REQUIRED TASK
Spot each line that carries the word "using"; copy those lines.

··· RECORDS SUPPLIED

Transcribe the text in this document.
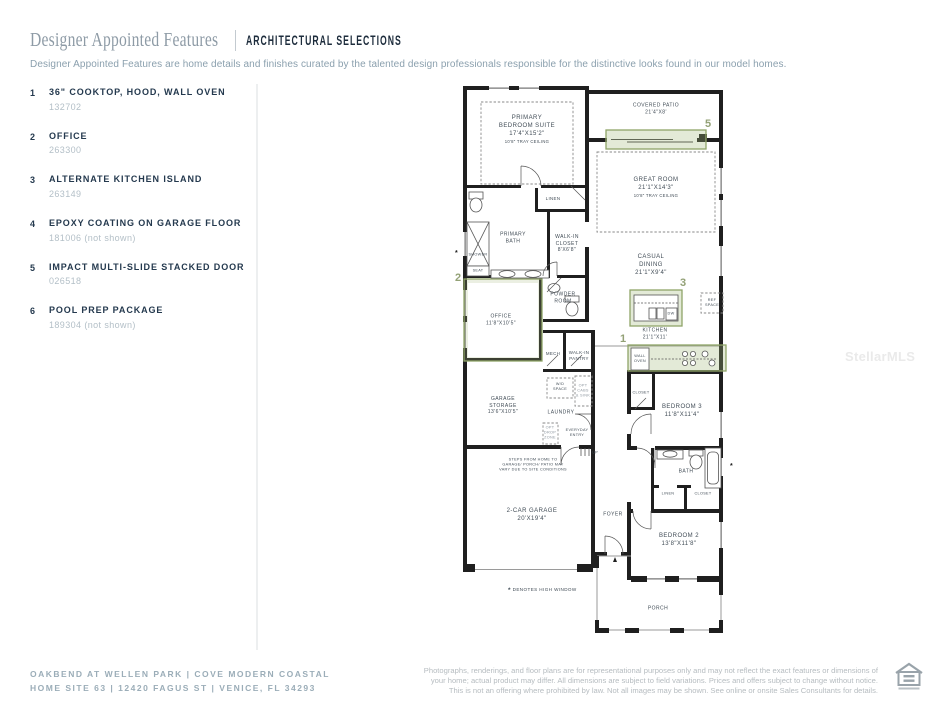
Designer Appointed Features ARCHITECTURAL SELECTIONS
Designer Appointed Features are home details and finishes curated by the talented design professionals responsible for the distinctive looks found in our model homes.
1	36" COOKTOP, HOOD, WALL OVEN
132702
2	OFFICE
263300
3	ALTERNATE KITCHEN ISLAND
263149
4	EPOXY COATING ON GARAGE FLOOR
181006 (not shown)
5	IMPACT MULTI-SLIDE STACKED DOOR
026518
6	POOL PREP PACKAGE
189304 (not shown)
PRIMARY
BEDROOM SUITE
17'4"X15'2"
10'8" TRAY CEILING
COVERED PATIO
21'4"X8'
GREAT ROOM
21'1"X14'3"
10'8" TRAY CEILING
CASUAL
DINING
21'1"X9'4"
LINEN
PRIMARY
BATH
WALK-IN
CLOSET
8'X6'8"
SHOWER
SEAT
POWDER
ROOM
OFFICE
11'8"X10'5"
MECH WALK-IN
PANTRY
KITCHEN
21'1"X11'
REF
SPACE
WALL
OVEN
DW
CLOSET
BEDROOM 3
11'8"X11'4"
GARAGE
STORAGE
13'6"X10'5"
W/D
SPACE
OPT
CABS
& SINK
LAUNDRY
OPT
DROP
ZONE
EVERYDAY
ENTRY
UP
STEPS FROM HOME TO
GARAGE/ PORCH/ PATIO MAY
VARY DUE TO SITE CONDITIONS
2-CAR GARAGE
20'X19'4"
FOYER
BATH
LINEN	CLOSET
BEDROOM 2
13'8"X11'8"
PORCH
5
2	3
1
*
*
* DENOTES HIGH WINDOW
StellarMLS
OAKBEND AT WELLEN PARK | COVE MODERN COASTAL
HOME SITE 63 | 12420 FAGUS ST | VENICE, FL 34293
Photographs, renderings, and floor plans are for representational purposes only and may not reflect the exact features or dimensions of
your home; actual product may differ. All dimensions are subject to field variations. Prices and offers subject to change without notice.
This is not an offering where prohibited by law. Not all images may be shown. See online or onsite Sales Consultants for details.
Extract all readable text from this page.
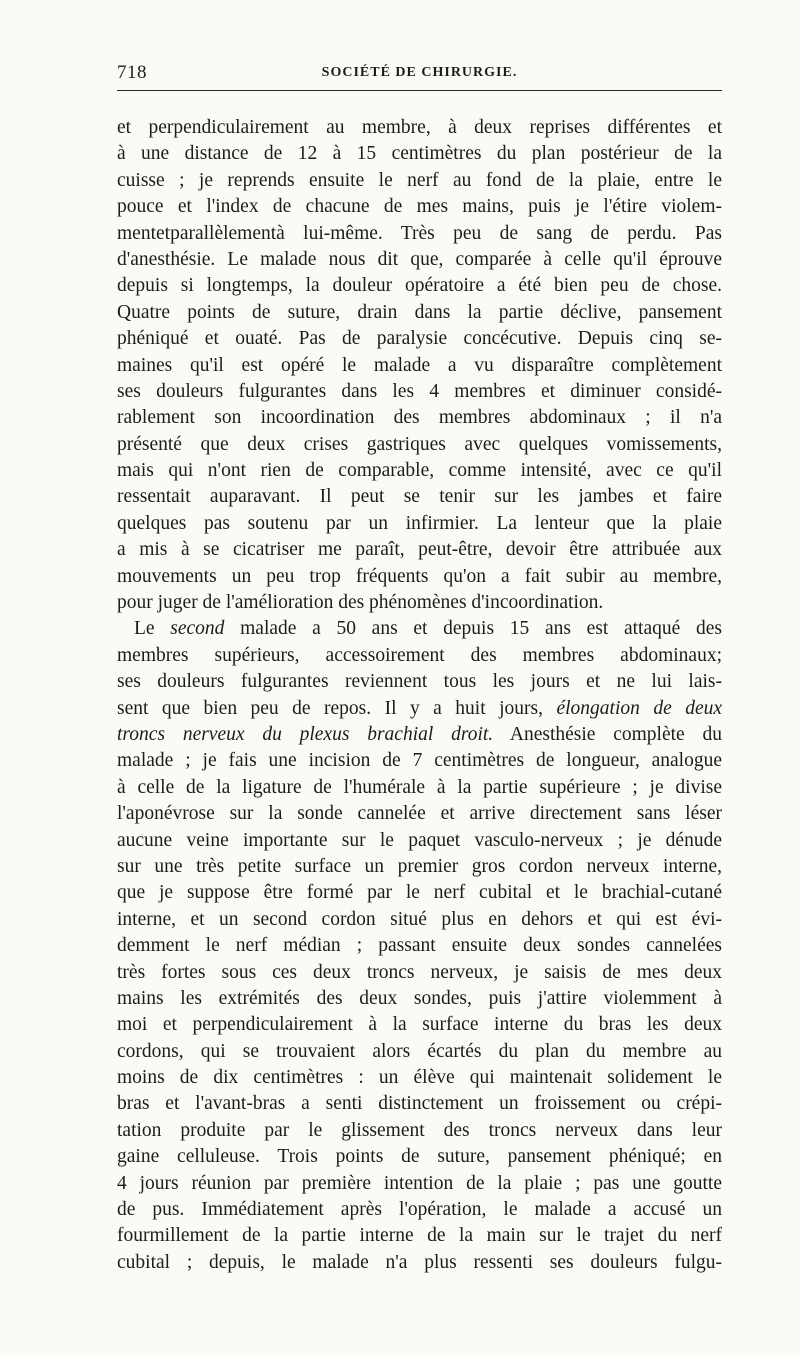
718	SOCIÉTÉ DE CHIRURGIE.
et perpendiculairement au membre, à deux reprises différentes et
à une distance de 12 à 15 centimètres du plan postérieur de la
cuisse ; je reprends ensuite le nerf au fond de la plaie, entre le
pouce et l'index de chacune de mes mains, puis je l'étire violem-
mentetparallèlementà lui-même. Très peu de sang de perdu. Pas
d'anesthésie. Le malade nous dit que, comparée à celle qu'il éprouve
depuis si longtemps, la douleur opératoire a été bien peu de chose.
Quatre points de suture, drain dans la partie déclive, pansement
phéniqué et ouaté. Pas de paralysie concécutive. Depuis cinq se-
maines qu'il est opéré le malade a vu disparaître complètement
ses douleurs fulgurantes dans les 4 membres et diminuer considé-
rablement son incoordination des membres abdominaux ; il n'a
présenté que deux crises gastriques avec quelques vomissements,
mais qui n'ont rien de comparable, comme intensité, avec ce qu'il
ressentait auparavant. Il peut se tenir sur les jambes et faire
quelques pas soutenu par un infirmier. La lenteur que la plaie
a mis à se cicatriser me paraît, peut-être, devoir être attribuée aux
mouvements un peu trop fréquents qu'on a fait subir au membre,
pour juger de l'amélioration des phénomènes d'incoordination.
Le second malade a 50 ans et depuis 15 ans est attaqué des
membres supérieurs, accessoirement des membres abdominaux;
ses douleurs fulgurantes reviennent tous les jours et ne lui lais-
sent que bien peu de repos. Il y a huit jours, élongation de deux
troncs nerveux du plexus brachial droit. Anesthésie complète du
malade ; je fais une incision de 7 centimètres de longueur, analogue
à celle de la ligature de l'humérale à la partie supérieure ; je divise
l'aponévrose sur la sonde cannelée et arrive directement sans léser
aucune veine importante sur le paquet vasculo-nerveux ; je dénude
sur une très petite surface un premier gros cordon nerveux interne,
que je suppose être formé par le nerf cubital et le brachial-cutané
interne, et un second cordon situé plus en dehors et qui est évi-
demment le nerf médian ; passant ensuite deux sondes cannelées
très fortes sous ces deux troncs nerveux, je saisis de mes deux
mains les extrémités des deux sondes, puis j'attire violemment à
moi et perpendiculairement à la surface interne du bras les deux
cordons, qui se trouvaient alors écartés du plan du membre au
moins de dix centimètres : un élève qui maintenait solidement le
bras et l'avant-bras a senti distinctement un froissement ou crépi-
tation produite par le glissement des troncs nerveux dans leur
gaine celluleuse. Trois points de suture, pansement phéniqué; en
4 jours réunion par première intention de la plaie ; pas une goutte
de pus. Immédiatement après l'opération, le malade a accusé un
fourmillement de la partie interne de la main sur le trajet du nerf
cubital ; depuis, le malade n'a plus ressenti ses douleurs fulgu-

······
··· RECORDS SUPPLIED

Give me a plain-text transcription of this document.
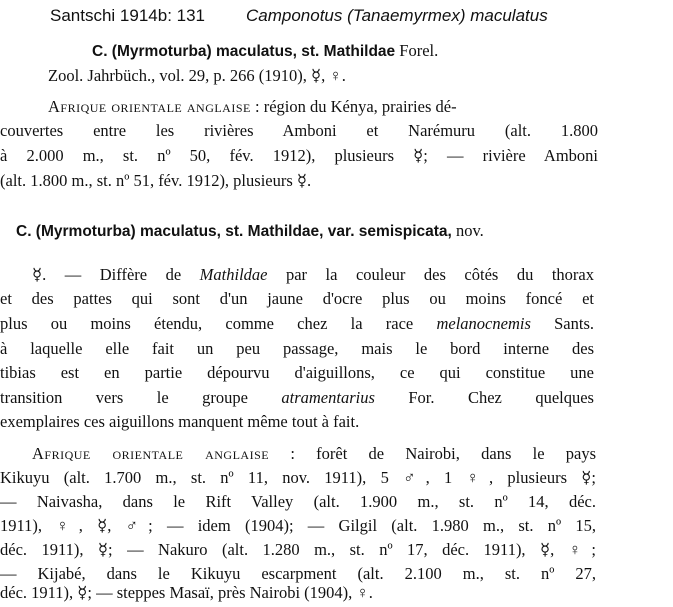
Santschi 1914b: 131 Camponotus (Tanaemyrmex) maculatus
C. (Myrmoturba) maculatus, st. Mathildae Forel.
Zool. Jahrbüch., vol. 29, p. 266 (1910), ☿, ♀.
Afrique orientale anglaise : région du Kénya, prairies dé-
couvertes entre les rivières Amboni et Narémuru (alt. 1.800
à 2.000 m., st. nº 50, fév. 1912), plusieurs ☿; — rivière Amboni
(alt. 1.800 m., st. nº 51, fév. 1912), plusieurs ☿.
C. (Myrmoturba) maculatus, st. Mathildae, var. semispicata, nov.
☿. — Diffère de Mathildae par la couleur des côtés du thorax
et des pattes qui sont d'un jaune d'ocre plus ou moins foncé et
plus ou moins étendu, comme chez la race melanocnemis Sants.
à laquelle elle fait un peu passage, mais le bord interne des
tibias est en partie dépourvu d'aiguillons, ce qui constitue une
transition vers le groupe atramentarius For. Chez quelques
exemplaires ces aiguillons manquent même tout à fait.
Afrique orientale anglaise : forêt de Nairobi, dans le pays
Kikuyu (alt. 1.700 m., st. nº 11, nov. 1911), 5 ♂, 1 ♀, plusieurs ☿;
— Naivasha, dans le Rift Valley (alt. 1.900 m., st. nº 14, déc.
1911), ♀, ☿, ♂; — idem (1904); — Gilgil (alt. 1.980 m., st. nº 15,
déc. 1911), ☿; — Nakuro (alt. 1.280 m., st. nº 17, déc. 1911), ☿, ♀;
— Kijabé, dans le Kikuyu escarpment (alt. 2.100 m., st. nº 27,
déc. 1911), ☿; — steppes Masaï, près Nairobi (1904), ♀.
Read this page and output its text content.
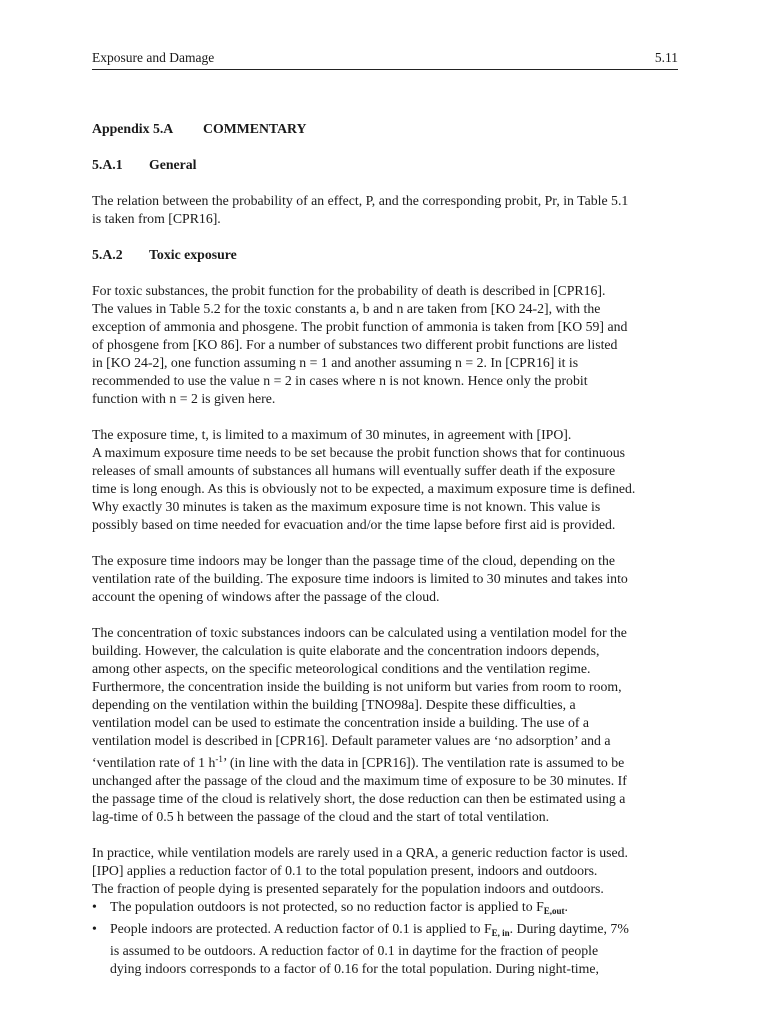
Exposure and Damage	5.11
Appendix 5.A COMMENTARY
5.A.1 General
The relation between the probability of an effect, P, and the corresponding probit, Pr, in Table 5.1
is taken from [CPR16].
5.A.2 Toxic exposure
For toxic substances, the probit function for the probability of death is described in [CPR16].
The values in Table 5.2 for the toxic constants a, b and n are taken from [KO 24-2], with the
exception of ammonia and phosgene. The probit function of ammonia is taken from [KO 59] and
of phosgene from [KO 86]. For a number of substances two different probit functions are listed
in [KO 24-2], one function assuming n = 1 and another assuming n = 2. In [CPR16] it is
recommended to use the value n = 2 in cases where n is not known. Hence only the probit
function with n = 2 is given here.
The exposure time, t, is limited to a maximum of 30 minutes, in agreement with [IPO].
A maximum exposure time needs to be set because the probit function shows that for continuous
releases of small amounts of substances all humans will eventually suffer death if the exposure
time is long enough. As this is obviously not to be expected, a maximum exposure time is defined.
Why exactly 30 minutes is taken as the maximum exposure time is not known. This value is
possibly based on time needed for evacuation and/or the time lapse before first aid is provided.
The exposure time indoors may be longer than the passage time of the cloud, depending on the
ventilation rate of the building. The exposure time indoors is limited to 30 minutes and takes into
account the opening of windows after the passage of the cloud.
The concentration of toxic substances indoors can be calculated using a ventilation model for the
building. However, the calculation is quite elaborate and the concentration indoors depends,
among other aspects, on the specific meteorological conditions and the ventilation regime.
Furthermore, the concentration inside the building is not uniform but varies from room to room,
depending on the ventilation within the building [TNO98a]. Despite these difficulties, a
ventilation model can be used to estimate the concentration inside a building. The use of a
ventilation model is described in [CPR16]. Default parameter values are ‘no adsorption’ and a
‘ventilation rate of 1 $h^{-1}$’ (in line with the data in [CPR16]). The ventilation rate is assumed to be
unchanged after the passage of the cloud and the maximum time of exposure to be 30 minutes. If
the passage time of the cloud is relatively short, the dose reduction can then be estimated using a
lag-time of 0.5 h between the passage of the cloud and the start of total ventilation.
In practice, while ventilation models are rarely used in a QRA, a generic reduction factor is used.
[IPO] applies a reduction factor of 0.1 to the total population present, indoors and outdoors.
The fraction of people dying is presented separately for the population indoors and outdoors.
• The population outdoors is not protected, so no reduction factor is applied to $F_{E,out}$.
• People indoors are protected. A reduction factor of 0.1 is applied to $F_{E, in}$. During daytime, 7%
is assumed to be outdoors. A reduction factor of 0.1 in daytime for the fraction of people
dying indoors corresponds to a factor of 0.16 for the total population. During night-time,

······

RESPONSE TO THIS TASK
The concentration of toxic substances indoors can be calculated using a ventilation model for the
the passage time of the cloud is relatively short, the dose reduction can then be estimated using a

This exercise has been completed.